* **Exercise details**:
Write out all the data again, exactly as it stands.

* **Given records**:
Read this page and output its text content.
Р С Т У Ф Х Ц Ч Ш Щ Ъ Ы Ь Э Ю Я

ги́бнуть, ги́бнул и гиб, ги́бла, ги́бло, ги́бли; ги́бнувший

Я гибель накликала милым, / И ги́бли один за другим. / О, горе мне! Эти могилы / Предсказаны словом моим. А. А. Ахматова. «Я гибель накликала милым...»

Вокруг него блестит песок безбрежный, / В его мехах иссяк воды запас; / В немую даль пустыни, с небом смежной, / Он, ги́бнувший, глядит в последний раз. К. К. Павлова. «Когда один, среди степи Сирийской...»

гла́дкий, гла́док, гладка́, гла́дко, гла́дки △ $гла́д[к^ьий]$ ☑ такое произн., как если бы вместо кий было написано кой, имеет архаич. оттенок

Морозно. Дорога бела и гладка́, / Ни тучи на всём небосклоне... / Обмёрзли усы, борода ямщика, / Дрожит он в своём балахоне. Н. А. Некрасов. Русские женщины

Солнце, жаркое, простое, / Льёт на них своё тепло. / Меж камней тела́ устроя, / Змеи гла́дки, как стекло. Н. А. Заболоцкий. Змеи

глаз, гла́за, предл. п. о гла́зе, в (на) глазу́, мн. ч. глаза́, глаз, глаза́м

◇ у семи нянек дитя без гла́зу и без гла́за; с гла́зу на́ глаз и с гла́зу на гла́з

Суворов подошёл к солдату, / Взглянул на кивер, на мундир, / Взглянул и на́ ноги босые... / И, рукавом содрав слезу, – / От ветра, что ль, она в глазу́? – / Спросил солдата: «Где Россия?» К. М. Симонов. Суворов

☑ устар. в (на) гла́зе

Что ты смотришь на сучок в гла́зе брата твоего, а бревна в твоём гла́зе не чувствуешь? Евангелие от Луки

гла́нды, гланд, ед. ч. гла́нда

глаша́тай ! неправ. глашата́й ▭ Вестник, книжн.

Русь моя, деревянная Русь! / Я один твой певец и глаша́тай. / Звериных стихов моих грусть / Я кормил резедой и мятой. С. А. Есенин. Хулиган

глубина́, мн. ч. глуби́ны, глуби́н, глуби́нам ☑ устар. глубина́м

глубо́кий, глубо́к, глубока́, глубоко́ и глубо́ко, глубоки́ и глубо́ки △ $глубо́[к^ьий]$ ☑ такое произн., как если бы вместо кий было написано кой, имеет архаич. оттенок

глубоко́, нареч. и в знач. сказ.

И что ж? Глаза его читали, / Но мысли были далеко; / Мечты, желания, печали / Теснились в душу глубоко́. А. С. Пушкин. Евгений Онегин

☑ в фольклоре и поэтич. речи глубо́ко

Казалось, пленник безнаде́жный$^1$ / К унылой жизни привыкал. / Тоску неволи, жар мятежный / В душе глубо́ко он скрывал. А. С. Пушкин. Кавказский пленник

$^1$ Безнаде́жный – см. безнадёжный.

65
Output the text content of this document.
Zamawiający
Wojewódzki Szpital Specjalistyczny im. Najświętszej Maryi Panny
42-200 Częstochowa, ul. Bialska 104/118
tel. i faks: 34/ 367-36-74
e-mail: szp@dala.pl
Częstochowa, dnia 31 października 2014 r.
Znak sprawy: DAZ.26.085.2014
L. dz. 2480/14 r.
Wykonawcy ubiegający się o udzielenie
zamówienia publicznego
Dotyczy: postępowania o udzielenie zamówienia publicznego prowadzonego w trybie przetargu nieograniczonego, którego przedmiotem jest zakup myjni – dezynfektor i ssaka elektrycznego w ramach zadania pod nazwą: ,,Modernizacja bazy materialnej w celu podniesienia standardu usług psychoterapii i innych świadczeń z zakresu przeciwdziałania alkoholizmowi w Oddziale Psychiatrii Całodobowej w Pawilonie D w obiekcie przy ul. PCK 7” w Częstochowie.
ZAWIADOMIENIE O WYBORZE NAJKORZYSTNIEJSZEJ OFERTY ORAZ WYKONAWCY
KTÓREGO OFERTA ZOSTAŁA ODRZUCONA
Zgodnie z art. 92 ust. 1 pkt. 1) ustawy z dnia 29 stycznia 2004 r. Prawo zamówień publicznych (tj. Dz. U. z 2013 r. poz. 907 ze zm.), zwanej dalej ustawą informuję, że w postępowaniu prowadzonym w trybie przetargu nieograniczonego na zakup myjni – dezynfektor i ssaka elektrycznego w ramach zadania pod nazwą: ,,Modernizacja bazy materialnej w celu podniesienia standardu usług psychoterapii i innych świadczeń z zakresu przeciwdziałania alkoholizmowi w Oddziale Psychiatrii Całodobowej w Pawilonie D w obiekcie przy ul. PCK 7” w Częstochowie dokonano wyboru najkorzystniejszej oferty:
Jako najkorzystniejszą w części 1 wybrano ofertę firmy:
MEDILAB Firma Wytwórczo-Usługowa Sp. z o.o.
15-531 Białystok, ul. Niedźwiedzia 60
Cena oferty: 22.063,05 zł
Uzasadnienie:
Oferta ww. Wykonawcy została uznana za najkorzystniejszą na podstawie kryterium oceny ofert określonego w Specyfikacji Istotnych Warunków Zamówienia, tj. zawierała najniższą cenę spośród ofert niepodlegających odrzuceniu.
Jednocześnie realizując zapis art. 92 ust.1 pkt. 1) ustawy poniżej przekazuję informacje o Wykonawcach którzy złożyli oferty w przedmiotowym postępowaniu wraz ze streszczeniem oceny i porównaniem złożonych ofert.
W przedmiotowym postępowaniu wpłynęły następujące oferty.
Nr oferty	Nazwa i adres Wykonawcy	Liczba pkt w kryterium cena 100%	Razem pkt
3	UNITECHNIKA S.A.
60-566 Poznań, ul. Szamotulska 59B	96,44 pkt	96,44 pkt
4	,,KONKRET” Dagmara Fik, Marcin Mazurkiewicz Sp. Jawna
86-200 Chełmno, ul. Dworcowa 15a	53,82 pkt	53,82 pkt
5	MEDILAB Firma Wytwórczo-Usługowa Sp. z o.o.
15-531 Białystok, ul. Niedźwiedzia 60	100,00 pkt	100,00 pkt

* **Task response**:
Read this page and output its text content.
Р С Т У Ф Х Ц Ч Ш Щ Ъ Ы Ь Э Ю Я

ги́бнуть, ги́бнул и гиб, ги́бла, ги́бло, ги́бли; ги́бнувший

Я гибель накликала милым, / И ги́бли один за другим. / О, горе мне! Эти могилы / Предсказаны словом моим. А. А. Ахматова. «Я гибель накликала милым...»

Вокруг него блестит песок безбрежный, / В его мехах иссяк воды запас; / В немую даль пустыни, с небом смежной, / Он, ги́бнувший, глядит в последний раз. К. К. Павлова. «Когда один, среди степи Сирийской...»

гла́дкий, гла́док, гладка́, гла́дко, гла́дки △ $гла́д[к^ьий]$ ☑ такое произн., как если бы вместо кий было написано кой, имеет архаич. оттенок

Морозно. Дорога бела и гладка́, / Ни тучи на всём небосклоне... / Обмёрзли усы, борода ямщика, / Дрожит он в своём балахоне. Н. А. Некрасов. Русские женщины

Солнце, жаркое, простое, / Льёт на них своё тепло. / Меж камней тела́ устроя, / Змеи гла́дки, как стекло. Н. А. Заболоцкий. Змеи

глаз, гла́за, предл. п. о гла́зе, в (на) глазу́, мн. ч. глаза́, глаз, глаза́м

◇ у семи нянек дитя без гла́зу и без гла́за; с гла́зу на́ глаз и с гла́зу на гла́з

Суворов подошёл к солдату, / Взглянул на кивер, на мундир, / Взглянул и на́ ноги босые... / И, рукавом содрав слезу, – / От ветра, что ль, она в глазу́? – / Спросил солдата: «Где Россия?» К. М. Симонов. Суворов

☑ устар. в (на) гла́зе

Что ты смотришь на сучок в гла́зе брата твоего, а бревна в твоём гла́зе не чувствуешь? Евангелие от Луки

гла́нды, гланд, ед. ч. гла́нда

глаша́тай ! неправ. глашата́й ▭ Вестник, книжн.

Русь моя, деревянная Русь! / Я один твой певец и глаша́тай. / Звериных стихов моих грусть / Я кормил резедой и мятой. С. А. Есенин. Хулиган

глубина́, мн. ч. глуби́ны, глуби́н, глуби́нам ☑ устар. глубина́м

глубо́кий, глубо́к, глубока́, глубоко́ и глубо́ко, глубоки́ и глубо́ки △ $глубо́[к^ьий]$ ☑ такое произн., как если бы вместо кий было написано кой, имеет архаич. оттенок

глубоко́, нареч. и в знач. сказ.

И что ж? Глаза его читали, / Но мысли были далеко; / Мечты, желания, печали / Теснились в душу глубоко́. А. С. Пушкин. Евгений Онегин

☑ в фольклоре и поэтич. речи глубо́ко

Казалось, пленник безнаде́жный$^1$ / К унылой жизни привыкал. / Тоску неволи, жар мятежный / В душе глубо́ко он скрывал. А. С. Пушкин. Кавказский пленник

$^1$ Безнаде́жный – см. безнадёжный.

65
Output the text content of this document.
Zamawiający
Wojewódzki Szpital Specjalistyczny im. Najświętszej Maryi Panny
42-200 Częstochowa, ul. Bialska 104/118
tel. i faks: 34/ 367-36-74
e-mail: szp@dala.pl
Częstochowa, dnia 31 października 2014 r.
Znak sprawy: DAZ.26.085.2014
L. dz. 2480/14 r.
Wykonawcy ubiegający się o udzielenie
zamówienia publicznego
Dotyczy: postępowania o udzielenie zamówienia publicznego prowadzonego w trybie przetargu nieograniczonego, którego przedmiotem jest zakup myjni – dezynfektor i ssaka elektrycznego w ramach zadania pod nazwą: ,,Modernizacja bazy materialnej w celu podniesienia standardu usług psychoterapii i innych świadczeń z zakresu przeciwdziałania alkoholizmowi w Oddziale Psychiatrii Całodobowej w Pawilonie D w obiekcie przy ul. PCK 7” w Częstochowie.
ZAWIADOMIENIE O WYBORZE NAJKORZYSTNIEJSZEJ OFERTY ORAZ WYKONAWCY
KTÓREGO OFERTA ZOSTAŁA ODRZUCONA
Zgodnie z art. 92 ust. 1 pkt. 1) ustawy z dnia 29 stycznia 2004 r. Prawo zamówień publicznych (tj. Dz. U. z 2013 r. poz. 907 ze zm.), zwanej dalej ustawą informuję, że w postępowaniu prowadzonym w trybie przetargu nieograniczonego na zakup myjni – dezynfektor i ssaka elektrycznego w ramach zadania pod nazwą: ,,Modernizacja bazy materialnej w celu podniesienia standardu usług psychoterapii i innych świadczeń z zakresu przeciwdziałania alkoholizmowi w Oddziale Psychiatrii Całodobowej w Pawilonie D w obiekcie przy ul. PCK 7” w Częstochowie dokonano wyboru najkorzystniejszej oferty:
Jako najkorzystniejszą w części 1 wybrano ofertę firmy:
MEDILAB Firma Wytwórczo-Usługowa Sp. z o.o.
15-531 Białystok, ul. Niedźwiedzia 60
Cena oferty: 22.063,05 zł
Uzasadnienie:
Oferta ww. Wykonawcy została uznana za najkorzystniejszą na podstawie kryterium oceny ofert określonego w Specyfikacji Istotnych Warunków Zamówienia, tj. zawierała najniższą cenę spośród ofert niepodlegających odrzuceniu.
Jednocześnie realizując zapis art. 92 ust.1 pkt. 1) ustawy poniżej przekazuję informacje o Wykonawcach którzy złożyli oferty w przedmiotowym postępowaniu wraz ze streszczeniem oceny i porównaniem złożonych ofert.
W przedmiotowym postępowaniu wpłynęły następujące oferty.
Nr oferty	Nazwa i adres Wykonawcy	Liczba pkt w kryterium cena 100%	Razem pkt
3	UNITECHNIKA S.A.
60-566 Poznań, ul. Szamotulska 59B	96,44 pkt	96,44 pkt
4	,,KONKRET” Dagmara Fik, Marcin Mazurkiewicz Sp. Jawna
86-200 Chełmno, ul. Dworcowa 15a	53,82 pkt	53,82 pkt
5	MEDILAB Firma Wytwórczo-Usługowa Sp. z o.o.
15-531 Białystok, ul. Niedźwiedzia 60	100,00 pkt	100,00 pkt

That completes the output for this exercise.